(Work to be completed) Reproduce the part of the items that opens with the line containing "q11-blank-2[interactable] — [171, 290, 203, 303]" and closes with the line containing "choice-option-c[interactable]: C.gift —", keeping every line exactly as it stands.

(Data records)
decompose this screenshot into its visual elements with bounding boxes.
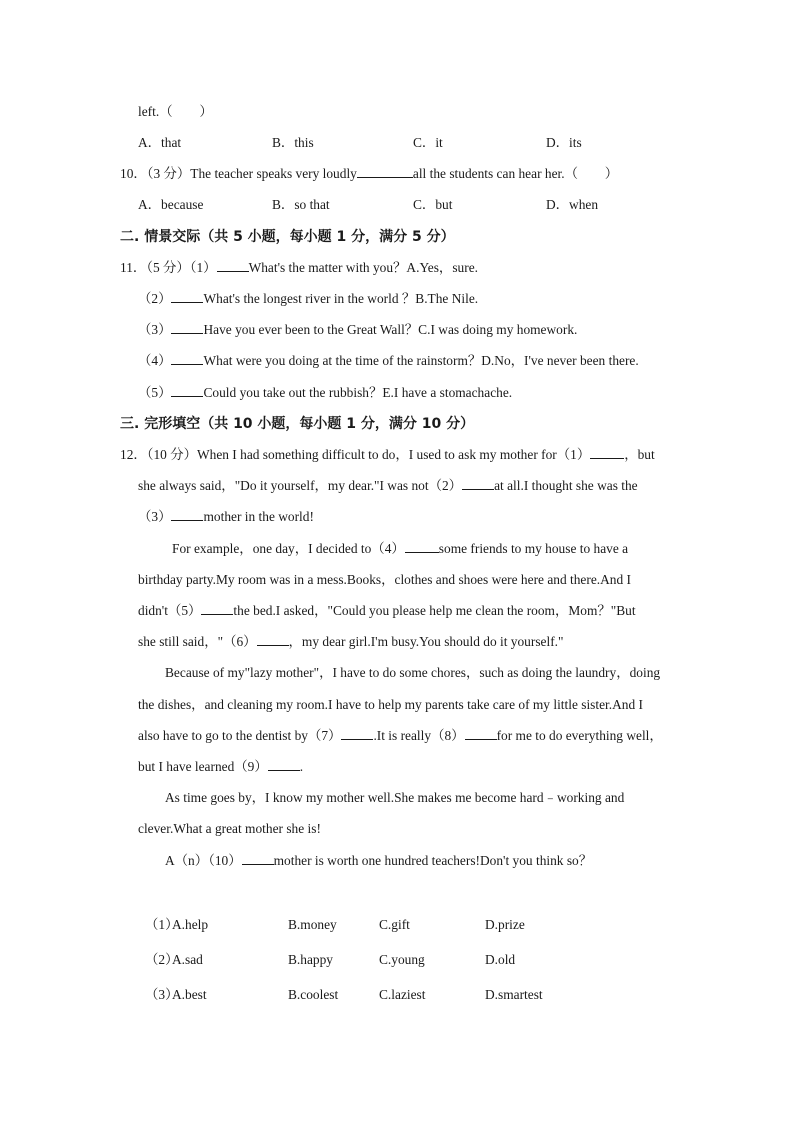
q11-blank-2[interactable] — [171, 290, 203, 303]
q11-row-2-text: What's the longest river in the world ？B.The Nile. — [203, 291, 479, 306]
q9-stem-end: left.（ ） — [138, 104, 213, 119]
choice-option-c[interactable]: C.gift — [379, 917, 410, 932]
q10-option-d[interactable]: D．when — [546, 197, 599, 212]
q12-line-7-end: ，my dear girl.I'm busy.You should do it yourself." — [288, 634, 564, 649]
q11-blank-5[interactable] — [171, 384, 203, 397]
q12-line-10 — [138, 727, 663, 745]
q11-row-2 — [138, 290, 478, 308]
q12-line-1 — [120, 446, 655, 464]
choice-option-b[interactable]: B.happy — [288, 952, 334, 967]
q12-line-4-end: some friends to my house to have a — [438, 541, 629, 556]
q12-line-5: birthday party.My room was in a mess.Books，clothes and shoes were here and there.And I — [138, 572, 631, 587]
q11-blank-4[interactable] — [171, 352, 203, 365]
q11-row-1 — [120, 259, 478, 277]
q12-blank-5[interactable] — [201, 602, 233, 615]
q10-option-c[interactable]: C．but — [413, 197, 453, 212]
q9-option-a[interactable]: A．that — [138, 135, 182, 150]
q12-line-2 — [138, 477, 638, 495]
choice-option-a[interactable]: A.sad — [172, 952, 203, 967]
q11-row-2-number: （2） — [138, 291, 172, 306]
q11-row-3 — [138, 321, 577, 339]
q11-row-4-number: （4） — [138, 353, 172, 368]
q11-row-5-text: Could you take out the rubbish？E.I have a stomachache. — [203, 385, 513, 400]
choice-option-d[interactable]: D.smartest — [485, 987, 543, 1002]
q12-blank-1[interactable] — [590, 446, 624, 459]
q12-line-6-text: didn't（5） — [138, 603, 202, 618]
q12-line-1-text: 12．（10 分）When I had something difficult to do，I used to ask my mother for（1） — [120, 447, 591, 462]
q12-line-1-end: ，but — [624, 447, 655, 462]
q12-line-14-text: A（n）（10） — [165, 853, 242, 868]
q12-line-7-text: she still said，"（6） — [138, 634, 257, 649]
q12-line-11-end: . — [299, 759, 304, 774]
q12-line-10-text: also have to go to the dentist by（7） — [138, 728, 342, 743]
q12-line-7 — [138, 633, 564, 651]
q11-blank-1[interactable] — [217, 259, 249, 272]
q12-line-6-end: the bed.I asked，"Could you please help me clean the room，Mom？"But — [233, 603, 636, 618]
q10-option-a[interactable]: A．because — [138, 197, 204, 212]
q12-line-14 — [165, 852, 592, 870]
q12-line-2-text: she always said，"Do it yourself，my dear."I was not（2） — [138, 478, 463, 493]
q9-option-d[interactable]: D．its — [546, 135, 582, 150]
q11-row-4 — [138, 352, 639, 370]
q12-line-9: the dishes，and cleaning my room.I have to help my parents take care of my little sister.And I — [138, 697, 643, 712]
q11-row-4-text: What were you doing at the time of the rainstorm？D.No，I've never been there. — [203, 353, 639, 368]
choice-option-d[interactable]: D.prize — [485, 917, 525, 932]
q9-option-c[interactable]: C．it — [413, 135, 443, 150]
q12-line-11-text: but I have learned（9） — [138, 759, 268, 774]
q12-line-10-mid: .It is really（8） — [373, 728, 465, 743]
section-2-heading: 二. 情景交际（共 5 小题，每小题 1 分，满分 5 分） — [120, 229, 455, 245]
q12-line-12: As time goes by，I know my mother well.She makes me become hard﹣working and — [165, 790, 625, 805]
q11-blank-3[interactable] — [171, 321, 203, 334]
q11-row-1-text: What's the matter with you？A.Yes，sure. — [248, 260, 478, 275]
q12-line-6 — [138, 602, 636, 620]
q9-option-b[interactable]: B．this — [272, 135, 314, 150]
q12-blank-3[interactable] — [171, 508, 203, 521]
q12-line-8: Because of my"lazy mother"，I have to do some chores，such as doing the laundry，doing — [165, 665, 661, 680]
q11-row-1-number: 11．（5 分）（1） — [120, 260, 217, 275]
q12-blank-7[interactable] — [341, 727, 373, 740]
choice-option-c[interactable]: C.young — [379, 952, 425, 967]
q10-stem — [120, 165, 618, 183]
q10-option-b[interactable]: B．so that — [272, 197, 330, 212]
q10-stem-start: 10．（3 分）The teacher speaks very loudly — [120, 166, 357, 181]
choice-option-c[interactable]: C.laziest — [379, 987, 426, 1002]
q12-line-10-end: for me to do everything well， — [496, 728, 663, 743]
q11-row-5-number: （5） — [138, 385, 172, 400]
q12-line-2-end: at all.I thought she was the — [494, 478, 638, 493]
q12-blank-10[interactable] — [242, 852, 274, 865]
q11-row-5 — [138, 384, 512, 402]
q11-row-3-text: Have you ever been to the Great Wall？C.I was doing my homework. — [203, 322, 578, 337]
q12-line-13: clever.What a great mother she is! — [138, 821, 321, 836]
q12-blank-6[interactable] — [257, 633, 289, 646]
q10-stem-end: all the students can hear her.（ ） — [412, 166, 619, 181]
q12-line-3-end: mother in the world! — [203, 509, 314, 524]
q12-line-3 — [138, 508, 314, 526]
q12-line-14-end: mother is worth one hundred teachers!Don't you think so？ — [273, 853, 593, 868]
choice-number: （3） — [145, 987, 179, 1002]
q12-line-4 — [172, 540, 628, 558]
choice-option-b[interactable]: B.coolest — [288, 987, 339, 1002]
choice-number: （1） — [145, 917, 179, 932]
choice-option-b[interactable]: B.money — [288, 917, 337, 932]
choice-option-a[interactable]: A.best — [172, 987, 207, 1002]
q12-line-3-text: （3） — [138, 509, 172, 524]
q11-row-3-number: （3） — [138, 322, 172, 337]
q12-blank-4[interactable] — [405, 540, 439, 553]
q12-blank-9[interactable] — [268, 758, 300, 771]
choice-number: （2） — [145, 952, 179, 967]
q12-line-11 — [138, 758, 303, 776]
choice-option-a[interactable]: A.help — [172, 917, 209, 932]
q12-blank-8[interactable] — [465, 727, 497, 740]
choice-option-d[interactable]: D.old — [485, 952, 516, 967]
q12-blank-2[interactable] — [462, 477, 494, 490]
section-3-heading: 三. 完形填空（共 10 小题，每小题 1 分，满分 10 分） — [120, 416, 475, 432]
q12-line-4-text: For example，one day，I decided to（4） — [172, 541, 405, 556]
q10-blank[interactable] — [357, 165, 413, 178]
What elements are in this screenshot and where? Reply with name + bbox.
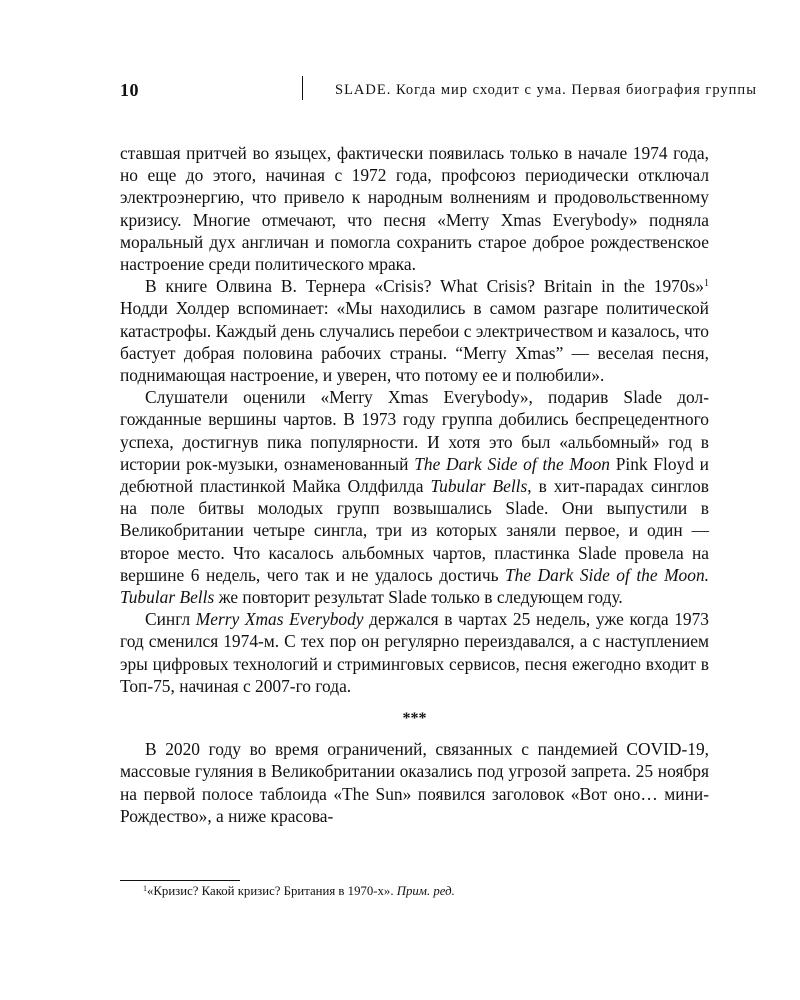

(Answer below)
q11-blank-2[interactable] — [171, 290, 203, 303]
q11-row-2-text: What's the longest river in the world ？B.The Nile. — [203, 291, 479, 306]
q9-stem-end: left.（ ） — [138, 104, 213, 119]
choice-option-c[interactable]: C.gift — [379, 917, 410, 932]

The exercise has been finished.